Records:
** Start **
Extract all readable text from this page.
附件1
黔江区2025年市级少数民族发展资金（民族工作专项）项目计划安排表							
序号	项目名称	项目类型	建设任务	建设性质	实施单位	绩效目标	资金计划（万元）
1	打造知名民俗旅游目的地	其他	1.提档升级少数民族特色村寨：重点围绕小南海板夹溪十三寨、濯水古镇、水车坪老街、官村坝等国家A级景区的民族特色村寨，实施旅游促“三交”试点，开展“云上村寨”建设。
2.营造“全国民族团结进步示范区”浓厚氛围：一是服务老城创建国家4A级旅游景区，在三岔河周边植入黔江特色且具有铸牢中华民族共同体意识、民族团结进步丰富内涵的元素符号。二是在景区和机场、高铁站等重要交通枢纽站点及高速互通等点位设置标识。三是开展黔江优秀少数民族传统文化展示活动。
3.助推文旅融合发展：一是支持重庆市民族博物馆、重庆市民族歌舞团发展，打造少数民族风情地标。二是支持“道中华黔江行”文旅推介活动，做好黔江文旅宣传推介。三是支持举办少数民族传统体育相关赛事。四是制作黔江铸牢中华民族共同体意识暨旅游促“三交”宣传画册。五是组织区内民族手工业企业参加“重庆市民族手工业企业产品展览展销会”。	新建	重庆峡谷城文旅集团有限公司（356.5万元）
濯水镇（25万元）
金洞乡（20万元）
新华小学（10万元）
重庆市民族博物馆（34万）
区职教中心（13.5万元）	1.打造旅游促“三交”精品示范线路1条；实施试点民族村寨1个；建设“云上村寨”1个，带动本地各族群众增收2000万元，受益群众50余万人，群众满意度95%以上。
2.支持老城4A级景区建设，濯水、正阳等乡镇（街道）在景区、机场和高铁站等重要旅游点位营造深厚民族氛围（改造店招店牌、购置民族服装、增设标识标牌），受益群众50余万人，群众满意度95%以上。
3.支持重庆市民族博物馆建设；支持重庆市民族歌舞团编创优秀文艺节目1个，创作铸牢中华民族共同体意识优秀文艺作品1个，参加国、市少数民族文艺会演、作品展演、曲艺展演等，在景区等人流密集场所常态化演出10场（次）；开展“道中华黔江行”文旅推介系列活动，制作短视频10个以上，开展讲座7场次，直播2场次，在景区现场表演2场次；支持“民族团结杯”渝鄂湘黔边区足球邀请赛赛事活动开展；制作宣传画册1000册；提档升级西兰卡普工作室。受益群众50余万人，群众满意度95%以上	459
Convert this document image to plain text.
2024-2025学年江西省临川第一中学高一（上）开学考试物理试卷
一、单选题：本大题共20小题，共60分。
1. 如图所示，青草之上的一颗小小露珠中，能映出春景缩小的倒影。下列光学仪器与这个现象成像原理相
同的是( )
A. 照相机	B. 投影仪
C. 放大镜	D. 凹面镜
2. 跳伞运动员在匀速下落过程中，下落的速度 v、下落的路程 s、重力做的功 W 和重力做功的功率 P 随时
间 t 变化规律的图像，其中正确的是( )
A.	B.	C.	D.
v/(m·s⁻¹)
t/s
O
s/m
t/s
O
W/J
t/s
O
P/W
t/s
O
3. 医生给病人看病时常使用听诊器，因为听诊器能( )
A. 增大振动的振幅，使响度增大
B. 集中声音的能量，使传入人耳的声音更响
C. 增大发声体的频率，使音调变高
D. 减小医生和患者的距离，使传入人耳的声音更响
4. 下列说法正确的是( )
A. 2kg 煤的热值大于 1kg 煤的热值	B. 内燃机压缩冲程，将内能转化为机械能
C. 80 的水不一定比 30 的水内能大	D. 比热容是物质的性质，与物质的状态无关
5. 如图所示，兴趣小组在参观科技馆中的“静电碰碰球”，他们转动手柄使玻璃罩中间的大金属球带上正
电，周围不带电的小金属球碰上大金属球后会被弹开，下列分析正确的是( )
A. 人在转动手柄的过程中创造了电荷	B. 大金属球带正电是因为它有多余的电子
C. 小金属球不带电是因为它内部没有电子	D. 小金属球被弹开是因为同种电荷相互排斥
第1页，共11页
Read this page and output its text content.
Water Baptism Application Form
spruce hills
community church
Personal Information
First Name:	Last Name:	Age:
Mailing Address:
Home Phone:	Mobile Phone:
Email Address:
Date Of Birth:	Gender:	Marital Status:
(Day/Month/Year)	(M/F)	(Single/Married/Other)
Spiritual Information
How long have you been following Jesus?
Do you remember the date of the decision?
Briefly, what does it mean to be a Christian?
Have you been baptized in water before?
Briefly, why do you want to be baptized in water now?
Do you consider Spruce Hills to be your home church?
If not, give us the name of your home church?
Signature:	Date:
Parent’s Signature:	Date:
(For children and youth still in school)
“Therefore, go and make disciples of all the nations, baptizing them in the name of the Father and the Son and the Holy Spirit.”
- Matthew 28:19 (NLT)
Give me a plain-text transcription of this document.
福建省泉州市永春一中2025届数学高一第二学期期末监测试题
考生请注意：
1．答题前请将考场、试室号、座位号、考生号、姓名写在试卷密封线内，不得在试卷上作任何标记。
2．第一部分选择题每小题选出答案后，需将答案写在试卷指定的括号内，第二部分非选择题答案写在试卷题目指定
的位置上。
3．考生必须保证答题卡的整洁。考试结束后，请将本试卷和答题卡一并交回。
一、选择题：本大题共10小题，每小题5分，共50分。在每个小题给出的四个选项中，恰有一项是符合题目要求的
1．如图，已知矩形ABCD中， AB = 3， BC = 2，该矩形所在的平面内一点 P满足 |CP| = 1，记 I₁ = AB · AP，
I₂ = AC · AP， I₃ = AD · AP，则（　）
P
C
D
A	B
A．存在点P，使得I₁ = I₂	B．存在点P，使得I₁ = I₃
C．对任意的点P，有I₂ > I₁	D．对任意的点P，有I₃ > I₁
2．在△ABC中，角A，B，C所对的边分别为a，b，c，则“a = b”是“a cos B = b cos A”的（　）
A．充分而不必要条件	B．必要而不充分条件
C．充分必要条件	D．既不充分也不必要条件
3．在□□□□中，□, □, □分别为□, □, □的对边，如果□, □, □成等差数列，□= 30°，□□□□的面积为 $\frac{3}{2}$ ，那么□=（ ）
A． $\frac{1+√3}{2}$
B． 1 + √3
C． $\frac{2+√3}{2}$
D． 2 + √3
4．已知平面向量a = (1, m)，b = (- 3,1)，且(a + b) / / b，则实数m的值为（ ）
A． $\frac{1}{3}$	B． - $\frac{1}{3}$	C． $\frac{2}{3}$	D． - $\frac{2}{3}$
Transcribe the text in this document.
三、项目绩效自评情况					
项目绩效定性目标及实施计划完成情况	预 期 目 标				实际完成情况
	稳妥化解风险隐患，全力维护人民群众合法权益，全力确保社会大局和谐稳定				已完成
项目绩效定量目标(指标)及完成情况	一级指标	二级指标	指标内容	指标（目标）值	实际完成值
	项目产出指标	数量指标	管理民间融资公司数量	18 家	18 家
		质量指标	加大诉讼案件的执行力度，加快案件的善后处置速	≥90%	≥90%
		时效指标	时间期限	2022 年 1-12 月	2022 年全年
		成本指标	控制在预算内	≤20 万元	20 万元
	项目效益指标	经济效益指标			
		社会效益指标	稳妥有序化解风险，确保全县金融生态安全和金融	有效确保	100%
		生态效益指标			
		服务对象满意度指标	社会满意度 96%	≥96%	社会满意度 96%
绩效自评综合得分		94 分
** End **
Direction: Each entry above is to be printed again exactly.

Answer below:
Extract all readable text from this page.
附件1
黔江区2025年市级少数民族发展资金（民族工作专项）项目计划安排表							
序号	项目名称	项目类型	建设任务	建设性质	实施单位	绩效目标	资金计划（万元）
1	打造知名民俗旅游目的地	其他	1.提档升级少数民族特色村寨：重点围绕小南海板夹溪十三寨、濯水古镇、水车坪老街、官村坝等国家A级景区的民族特色村寨，实施旅游促“三交”试点，开展“云上村寨”建设。
2.营造“全国民族团结进步示范区”浓厚氛围：一是服务老城创建国家4A级旅游景区，在三岔河周边植入黔江特色且具有铸牢中华民族共同体意识、民族团结进步丰富内涵的元素符号。二是在景区和机场、高铁站等重要交通枢纽站点及高速互通等点位设置标识。三是开展黔江优秀少数民族传统文化展示活动。
3.助推文旅融合发展：一是支持重庆市民族博物馆、重庆市民族歌舞团发展，打造少数民族风情地标。二是支持“道中华黔江行”文旅推介活动，做好黔江文旅宣传推介。三是支持举办少数民族传统体育相关赛事。四是制作黔江铸牢中华民族共同体意识暨旅游促“三交”宣传画册。五是组织区内民族手工业企业参加“重庆市民族手工业企业产品展览展销会”。	新建	重庆峡谷城文旅集团有限公司（356.5万元）
濯水镇（25万元）
金洞乡（20万元）
新华小学（10万元）
重庆市民族博物馆（34万）
区职教中心（13.5万元）	1.打造旅游促“三交”精品示范线路1条；实施试点民族村寨1个；建设“云上村寨”1个，带动本地各族群众增收2000万元，受益群众50余万人，群众满意度95%以上。
2.支持老城4A级景区建设，濯水、正阳等乡镇（街道）在景区、机场和高铁站等重要旅游点位营造深厚民族氛围（改造店招店牌、购置民族服装、增设标识标牌），受益群众50余万人，群众满意度95%以上。
3.支持重庆市民族博物馆建设；支持重庆市民族歌舞团编创优秀文艺节目1个，创作铸牢中华民族共同体意识优秀文艺作品1个，参加国、市少数民族文艺会演、作品展演、曲艺展演等，在景区等人流密集场所常态化演出10场（次）；开展“道中华黔江行”文旅推介系列活动，制作短视频10个以上，开展讲座7场次，直播2场次，在景区现场表演2场次；支持“民族团结杯”渝鄂湘黔边区足球邀请赛赛事活动开展；制作宣传画册1000册；提档升级西兰卡普工作室。受益群众50余万人，群众满意度95%以上	459
Convert this document image to plain text.
2024-2025学年江西省临川第一中学高一（上）开学考试物理试卷
一、单选题：本大题共20小题，共60分。
1. 如图所示，青草之上的一颗小小露珠中，能映出春景缩小的倒影。下列光学仪器与这个现象成像原理相
同的是( )
A. 照相机	B. 投影仪
C. 放大镜	D. 凹面镜
2. 跳伞运动员在匀速下落过程中，下落的速度 v、下落的路程 s、重力做的功 W 和重力做功的功率 P 随时
间 t 变化规律的图像，其中正确的是( )
A.	B.	C.	D.
v/(m·s⁻¹)
t/s
O
s/m
t/s
O
W/J
t/s
O
P/W
t/s
O
3. 医生给病人看病时常使用听诊器，因为听诊器能( )
A. 增大振动的振幅，使响度增大
B. 集中声音的能量，使传入人耳的声音更响
C. 增大发声体的频率，使音调变高
D. 减小医生和患者的距离，使传入人耳的声音更响
4. 下列说法正确的是( )
A. 2kg 煤的热值大于 1kg 煤的热值	B. 内燃机压缩冲程，将内能转化为机械能
C. 80 的水不一定比 30 的水内能大	D. 比热容是物质的性质，与物质的状态无关
5. 如图所示，兴趣小组在参观科技馆中的“静电碰碰球”，他们转动手柄使玻璃罩中间的大金属球带上正
电，周围不带电的小金属球碰上大金属球后会被弹开，下列分析正确的是( )
A. 人在转动手柄的过程中创造了电荷	B. 大金属球带正电是因为它有多余的电子
C. 小金属球不带电是因为它内部没有电子	D. 小金属球被弹开是因为同种电荷相互排斥
第1页，共11页
Read this page and output its text content.
Water Baptism Application Form
spruce hills
community church
Personal Information
First Name:	Last Name:	Age:
Mailing Address:
Home Phone:	Mobile Phone:
Email Address:
Date Of Birth:	Gender:	Marital Status:
(Day/Month/Year)	(M/F)	(Single/Married/Other)
Spiritual Information
How long have you been following Jesus?
Do you remember the date of the decision?
Briefly, what does it mean to be a Christian?
Have you been baptized in water before?
Briefly, why do you want to be baptized in water now?
Do you consider Spruce Hills to be your home church?
If not, give us the name of your home church?
Signature:	Date:
Parent’s Signature:	Date:
(For children and youth still in school)
“Therefore, go and make disciples of all the nations, baptizing them in the name of the Father and the Son and the Holy Spirit.”
- Matthew 28:19 (NLT)
Give me a plain-text transcription of this document.
福建省泉州市永春一中2025届数学高一第二学期期末监测试题
考生请注意：
1．答题前请将考场、试室号、座位号、考生号、姓名写在试卷密封线内，不得在试卷上作任何标记。
2．第一部分选择题每小题选出答案后，需将答案写在试卷指定的括号内，第二部分非选择题答案写在试卷题目指定
的位置上。
3．考生必须保证答题卡的整洁。考试结束后，请将本试卷和答题卡一并交回。
一、选择题：本大题共10小题，每小题5分，共50分。在每个小题给出的四个选项中，恰有一项是符合题目要求的
1．如图，已知矩形ABCD中， AB = 3， BC = 2，该矩形所在的平面内一点 P满足 |CP| = 1，记 I₁ = AB · AP，
I₂ = AC · AP， I₃ = AD · AP，则（　）
P
C
D
A	B
A．存在点P，使得I₁ = I₂	B．存在点P，使得I₁ = I₃
C．对任意的点P，有I₂ > I₁	D．对任意的点P，有I₃ > I₁
2．在△ABC中，角A，B，C所对的边分别为a，b，c，则“a = b”是“a cos B = b cos A”的（　）
A．充分而不必要条件	B．必要而不充分条件
C．充分必要条件	D．既不充分也不必要条件
3．在□□□□中，□, □, □分别为□, □, □的对边，如果□, □, □成等差数列，□= 30°，□□□□的面积为 $\frac{3}{2}$ ，那么□=（ ）
A． $\frac{1+√3}{2}$
B． 1 + √3
C． $\frac{2+√3}{2}$
D． 2 + √3
4．已知平面向量a = (1, m)，b = (- 3,1)，且(a + b) / / b，则实数m的值为（ ）
A． $\frac{1}{3}$	B． - $\frac{1}{3}$	C． $\frac{2}{3}$	D． - $\frac{2}{3}$
Transcribe the text in this document.
三、项目绩效自评情况					
项目绩效定性目标及实施计划完成情况	预 期 目 标				实际完成情况
	稳妥化解风险隐患，全力维护人民群众合法权益，全力确保社会大局和谐稳定				已完成
项目绩效定量目标(指标)及完成情况	一级指标	二级指标	指标内容	指标（目标）值	实际完成值
	项目产出指标	数量指标	管理民间融资公司数量	18 家	18 家
		质量指标	加大诉讼案件的执行力度，加快案件的善后处置速	≥90%	≥90%
		时效指标	时间期限	2022 年 1-12 月	2022 年全年
		成本指标	控制在预算内	≤20 万元	20 万元
	项目效益指标	经济效益指标			
		社会效益指标	稳妥有序化解风险，确保全县金融生态安全和金融	有效确保	100%
		生态效益指标			
		服务对象满意度指标	社会满意度 96%	≥96%	社会满意度 96%
绩效自评综合得分		94 分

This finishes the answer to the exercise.